- Records supplied -
● ● ● ●
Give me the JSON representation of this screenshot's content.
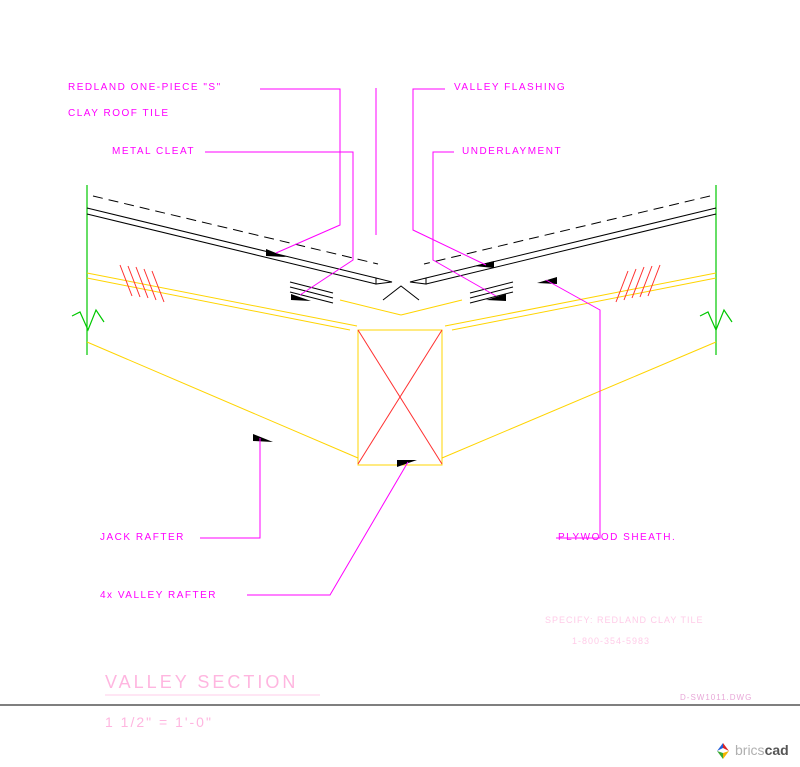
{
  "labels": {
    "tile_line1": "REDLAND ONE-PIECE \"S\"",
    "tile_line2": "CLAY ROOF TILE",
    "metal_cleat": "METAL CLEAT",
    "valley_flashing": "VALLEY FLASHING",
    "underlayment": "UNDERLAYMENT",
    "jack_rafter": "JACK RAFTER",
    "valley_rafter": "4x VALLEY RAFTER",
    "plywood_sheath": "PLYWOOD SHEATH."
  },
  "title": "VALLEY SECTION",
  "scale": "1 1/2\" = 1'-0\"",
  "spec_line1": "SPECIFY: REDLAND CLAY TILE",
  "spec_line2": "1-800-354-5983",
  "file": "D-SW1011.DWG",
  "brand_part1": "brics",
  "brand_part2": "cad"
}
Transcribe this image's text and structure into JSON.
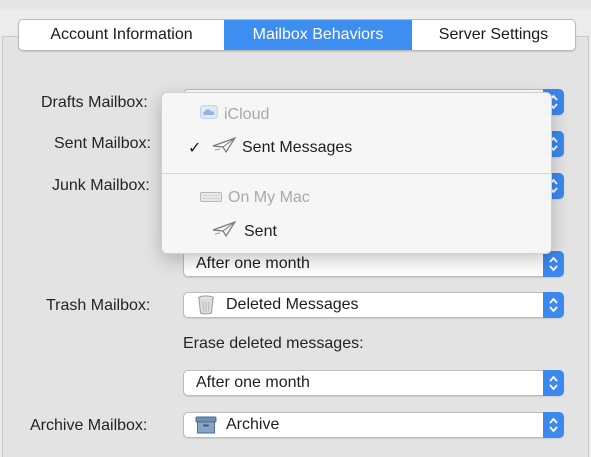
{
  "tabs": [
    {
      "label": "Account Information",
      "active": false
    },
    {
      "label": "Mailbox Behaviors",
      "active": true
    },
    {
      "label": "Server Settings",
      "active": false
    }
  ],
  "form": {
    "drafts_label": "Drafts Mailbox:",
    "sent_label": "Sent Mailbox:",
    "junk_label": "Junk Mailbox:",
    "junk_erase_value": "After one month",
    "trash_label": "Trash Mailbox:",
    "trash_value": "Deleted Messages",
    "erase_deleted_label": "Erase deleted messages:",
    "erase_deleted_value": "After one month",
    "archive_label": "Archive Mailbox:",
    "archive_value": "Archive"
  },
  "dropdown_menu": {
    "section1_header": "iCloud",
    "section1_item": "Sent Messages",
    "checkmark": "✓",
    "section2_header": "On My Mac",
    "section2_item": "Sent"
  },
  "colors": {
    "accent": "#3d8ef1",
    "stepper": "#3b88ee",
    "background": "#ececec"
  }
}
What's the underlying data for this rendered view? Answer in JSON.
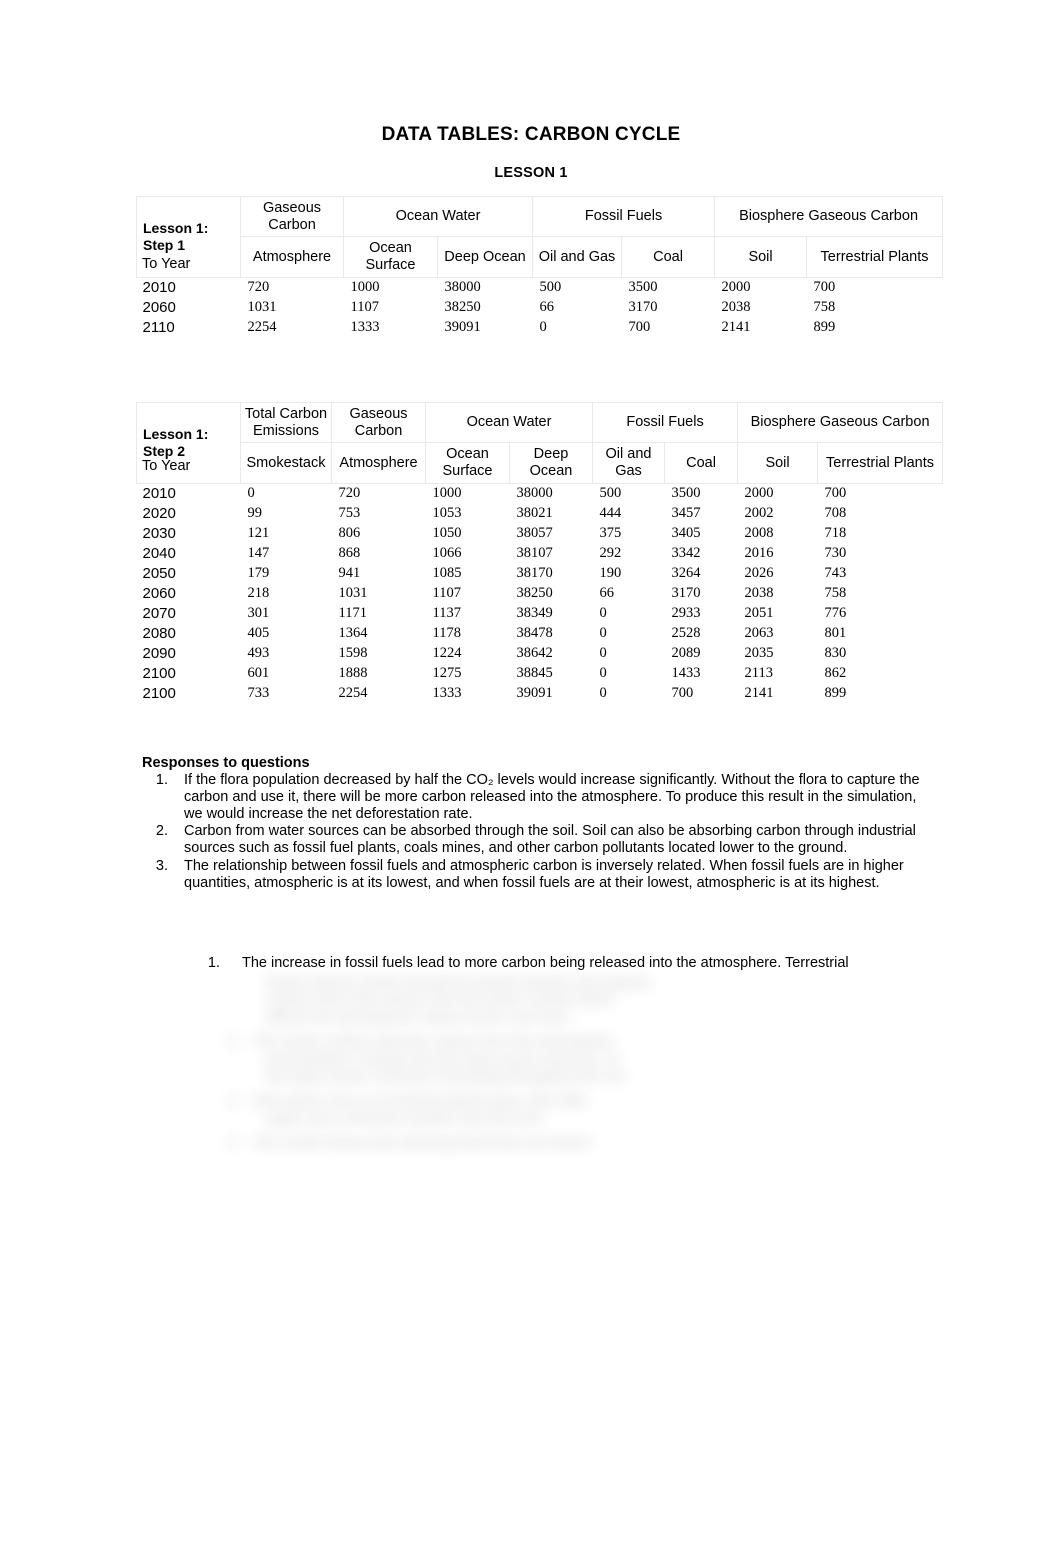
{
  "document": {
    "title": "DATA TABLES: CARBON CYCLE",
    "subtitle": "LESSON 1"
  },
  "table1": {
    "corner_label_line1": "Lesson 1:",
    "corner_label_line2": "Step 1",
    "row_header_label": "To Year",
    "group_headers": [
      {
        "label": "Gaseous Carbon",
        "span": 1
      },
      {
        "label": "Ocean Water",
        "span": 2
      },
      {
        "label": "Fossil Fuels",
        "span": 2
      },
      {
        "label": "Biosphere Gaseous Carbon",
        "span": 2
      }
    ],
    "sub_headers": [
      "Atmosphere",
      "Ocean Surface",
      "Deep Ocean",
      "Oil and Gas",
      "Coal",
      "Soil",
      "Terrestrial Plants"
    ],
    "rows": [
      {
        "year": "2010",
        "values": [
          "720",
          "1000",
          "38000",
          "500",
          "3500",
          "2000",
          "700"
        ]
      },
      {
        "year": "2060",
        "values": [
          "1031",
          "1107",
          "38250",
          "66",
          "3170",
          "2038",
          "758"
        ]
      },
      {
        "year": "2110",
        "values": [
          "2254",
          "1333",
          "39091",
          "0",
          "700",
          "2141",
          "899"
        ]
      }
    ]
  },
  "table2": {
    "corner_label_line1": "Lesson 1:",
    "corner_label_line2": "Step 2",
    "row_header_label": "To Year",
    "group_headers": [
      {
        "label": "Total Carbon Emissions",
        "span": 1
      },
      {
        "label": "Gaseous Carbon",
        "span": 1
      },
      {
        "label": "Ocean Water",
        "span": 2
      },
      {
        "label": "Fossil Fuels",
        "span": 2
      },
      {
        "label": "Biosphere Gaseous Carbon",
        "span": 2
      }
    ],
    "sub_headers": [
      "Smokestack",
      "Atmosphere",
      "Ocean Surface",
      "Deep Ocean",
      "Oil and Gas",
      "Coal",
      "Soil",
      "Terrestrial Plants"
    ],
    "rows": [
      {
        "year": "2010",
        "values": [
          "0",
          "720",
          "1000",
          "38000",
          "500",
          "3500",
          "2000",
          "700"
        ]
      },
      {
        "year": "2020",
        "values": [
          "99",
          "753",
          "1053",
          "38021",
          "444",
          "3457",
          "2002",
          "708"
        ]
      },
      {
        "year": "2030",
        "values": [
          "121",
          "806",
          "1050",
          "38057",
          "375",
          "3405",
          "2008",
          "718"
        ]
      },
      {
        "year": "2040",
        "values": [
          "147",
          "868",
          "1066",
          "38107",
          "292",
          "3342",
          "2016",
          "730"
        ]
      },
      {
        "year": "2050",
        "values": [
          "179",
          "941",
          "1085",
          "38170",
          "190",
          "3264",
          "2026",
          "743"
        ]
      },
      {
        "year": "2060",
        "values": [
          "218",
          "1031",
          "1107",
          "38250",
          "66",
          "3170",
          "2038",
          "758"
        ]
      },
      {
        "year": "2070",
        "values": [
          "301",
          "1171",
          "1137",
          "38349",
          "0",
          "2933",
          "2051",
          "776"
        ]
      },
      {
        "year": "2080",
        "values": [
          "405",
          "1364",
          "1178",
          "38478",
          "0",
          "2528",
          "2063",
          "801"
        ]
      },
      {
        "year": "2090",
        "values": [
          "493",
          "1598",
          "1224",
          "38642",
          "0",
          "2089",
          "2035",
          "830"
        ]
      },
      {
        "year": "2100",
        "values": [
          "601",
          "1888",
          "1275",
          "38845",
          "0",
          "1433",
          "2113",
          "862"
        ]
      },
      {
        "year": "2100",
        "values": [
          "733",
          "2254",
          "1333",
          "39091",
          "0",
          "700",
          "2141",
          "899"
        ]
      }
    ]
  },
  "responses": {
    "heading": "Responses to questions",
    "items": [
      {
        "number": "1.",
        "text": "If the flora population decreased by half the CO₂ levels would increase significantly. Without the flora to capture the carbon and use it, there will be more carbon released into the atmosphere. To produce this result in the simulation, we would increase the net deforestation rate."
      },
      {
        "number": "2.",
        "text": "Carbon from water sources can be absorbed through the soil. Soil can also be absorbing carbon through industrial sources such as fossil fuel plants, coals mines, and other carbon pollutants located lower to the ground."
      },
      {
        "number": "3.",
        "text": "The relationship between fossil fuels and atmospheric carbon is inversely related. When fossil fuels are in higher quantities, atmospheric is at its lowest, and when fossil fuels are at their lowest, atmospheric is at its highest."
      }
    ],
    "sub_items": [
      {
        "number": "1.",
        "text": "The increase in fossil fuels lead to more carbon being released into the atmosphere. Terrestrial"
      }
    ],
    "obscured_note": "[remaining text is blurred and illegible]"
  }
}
● ● ● ●
- Given problem -
Set down the records in full and exactly. Do not carry over any image.

- Task result -
Give me the JSON representation of this screenshot's content.
{
  "labels": {
    "tile_line1": "REDLAND ONE-PIECE \"S\"",
    "tile_line2": "CLAY ROOF TILE",
    "metal_cleat": "METAL CLEAT",
    "valley_flashing": "VALLEY FLASHING",
    "underlayment": "UNDERLAYMENT",
    "jack_rafter": "JACK RAFTER",
    "valley_rafter": "4x VALLEY RAFTER",
    "plywood_sheath": "PLYWOOD SHEATH."
  },
  "title": "VALLEY SECTION",
  "scale": "1 1/2\" = 1'-0\"",
  "spec_line1": "SPECIFY: REDLAND CLAY TILE",
  "spec_line2": "1-800-354-5983",
  "file": "D-SW1011.DWG",
  "brand_part1": "brics",
  "brand_part2": "cad"
}
Transcribe this image's text and structure into JSON.
{
  "tabs": [
    {
      "label": "Account Information",
      "active": false
    },
    {
      "label": "Mailbox Behaviors",
      "active": true
    },
    {
      "label": "Server Settings",
      "active": false
    }
  ],
  "form": {
    "drafts_label": "Drafts Mailbox:",
    "sent_label": "Sent Mailbox:",
    "junk_label": "Junk Mailbox:",
    "junk_erase_value": "After one month",
    "trash_label": "Trash Mailbox:",
    "trash_value": "Deleted Messages",
    "erase_deleted_label": "Erase deleted messages:",
    "erase_deleted_value": "After one month",
    "archive_label": "Archive Mailbox:",
    "archive_value": "Archive"
  },
  "dropdown_menu": {
    "section1_header": "iCloud",
    "section1_item": "Sent Messages",
    "checkmark": "✓",
    "section2_header": "On My Mac",
    "section2_item": "Sent"
  },
  "colors": {
    "accent": "#3d8ef1",
    "stepper": "#3b88ee",
    "background": "#ececec"
  }
}
What's the underlying data for this rendered view? Answer in JSON.
{
  "document": {
    "title": "DATA TABLES: CARBON CYCLE",
    "subtitle": "LESSON 1"
  },
  "table1": {
    "corner_label_line1": "Lesson 1:",
    "corner_label_line2": "Step 1",
    "row_header_label": "To Year",
    "group_headers": [
      {
        "label": "Gaseous Carbon",
        "span": 1
      },
      {
        "label": "Ocean Water",
        "span": 2
      },
      {
        "label": "Fossil Fuels",
        "span": 2
      },
      {
        "label": "Biosphere Gaseous Carbon",
        "span": 2
      }
    ],
    "sub_headers": [
      "Atmosphere",
      "Ocean Surface",
      "Deep Ocean",
      "Oil and Gas",
      "Coal",
      "Soil",
      "Terrestrial Plants"
    ],
    "rows": [
      {
        "year": "2010",
        "values": [
          "720",
          "1000",
          "38000",
          "500",
          "3500",
          "2000",
          "700"
        ]
      },
      {
        "year": "2060",
        "values": [
          "1031",
          "1107",
          "38250",
          "66",
          "3170",
          "2038",
          "758"
        ]
      },
      {
        "year": "2110",
        "values": [
          "2254",
          "1333",
          "39091",
          "0",
          "700",
          "2141",
          "899"
        ]
      }
    ]
  },
  "table2": {
    "corner_label_line1": "Lesson 1:",
    "corner_label_line2": "Step 2",
    "row_header_label": "To Year",
    "group_headers": [
      {
        "label": "Total Carbon Emissions",
        "span": 1
      },
      {
        "label": "Gaseous Carbon",
        "span": 1
      },
      {
        "label": "Ocean Water",
        "span": 2
      },
      {
        "label": "Fossil Fuels",
        "span": 2
      },
      {
        "label": "Biosphere Gaseous Carbon",
        "span": 2
      }
    ],
    "sub_headers": [
      "Smokestack",
      "Atmosphere",
      "Ocean Surface",
      "Deep Ocean",
      "Oil and Gas",
      "Coal",
      "Soil",
      "Terrestrial Plants"
    ],
    "rows": [
      {
        "year": "2010",
        "values": [
          "0",
          "720",
          "1000",
          "38000",
          "500",
          "3500",
          "2000",
          "700"
        ]
      },
      {
        "year": "2020",
        "values": [
          "99",
          "753",
          "1053",
          "38021",
          "444",
          "3457",
          "2002",
          "708"
        ]
      },
      {
        "year": "2030",
        "values": [
          "121",
          "806",
          "1050",
          "38057",
          "375",
          "3405",
          "2008",
          "718"
        ]
      },
      {
        "year": "2040",
        "values": [
          "147",
          "868",
          "1066",
          "38107",
          "292",
          "3342",
          "2016",
          "730"
        ]
      },
      {
        "year": "2050",
        "values": [
          "179",
          "941",
          "1085",
          "38170",
          "190",
          "3264",
          "2026",
          "743"
        ]
      },
      {
        "year": "2060",
        "values": [
          "218",
          "1031",
          "1107",
          "38250",
          "66",
          "3170",
          "2038",
          "758"
        ]
      },
      {
        "year": "2070",
        "values": [
          "301",
          "1171",
          "1137",
          "38349",
          "0",
          "2933",
          "2051",
          "776"
        ]
      },
      {
        "year": "2080",
        "values": [
          "405",
          "1364",
          "1178",
          "38478",
          "0",
          "2528",
          "2063",
          "801"
        ]
      },
      {
        "year": "2090",
        "values": [
          "493",
          "1598",
          "1224",
          "38642",
          "0",
          "2089",
          "2035",
          "830"
        ]
      },
      {
        "year": "2100",
        "values": [
          "601",
          "1888",
          "1275",
          "38845",
          "0",
          "1433",
          "2113",
          "862"
        ]
      },
      {
        "year": "2100",
        "values": [
          "733",
          "2254",
          "1333",
          "39091",
          "0",
          "700",
          "2141",
          "899"
        ]
      }
    ]
  },
  "responses": {
    "heading": "Responses to questions",
    "items": [
      {
        "number": "1.",
        "text": "If the flora population decreased by half the CO₂ levels would increase significantly. Without the flora to capture the carbon and use it, there will be more carbon released into the atmosphere. To produce this result in the simulation, we would increase the net deforestation rate."
      },
      {
        "number": "2.",
        "text": "Carbon from water sources can be absorbed through the soil. Soil can also be absorbing carbon through industrial sources such as fossil fuel plants, coals mines, and other carbon pollutants located lower to the ground."
      },
      {
        "number": "3.",
        "text": "The relationship between fossil fuels and atmospheric carbon is inversely related. When fossil fuels are in higher quantities, atmospheric is at its lowest, and when fossil fuels are at their lowest, atmospheric is at its highest."
      }
    ],
    "sub_items": [
      {
        "number": "1.",
        "text": "The increase in fossil fuels lead to more carbon being released into the atmosphere. Terrestrial"
      }
    ],
    "obscured_note": "[remaining text is blurred and illegible]"
  }
}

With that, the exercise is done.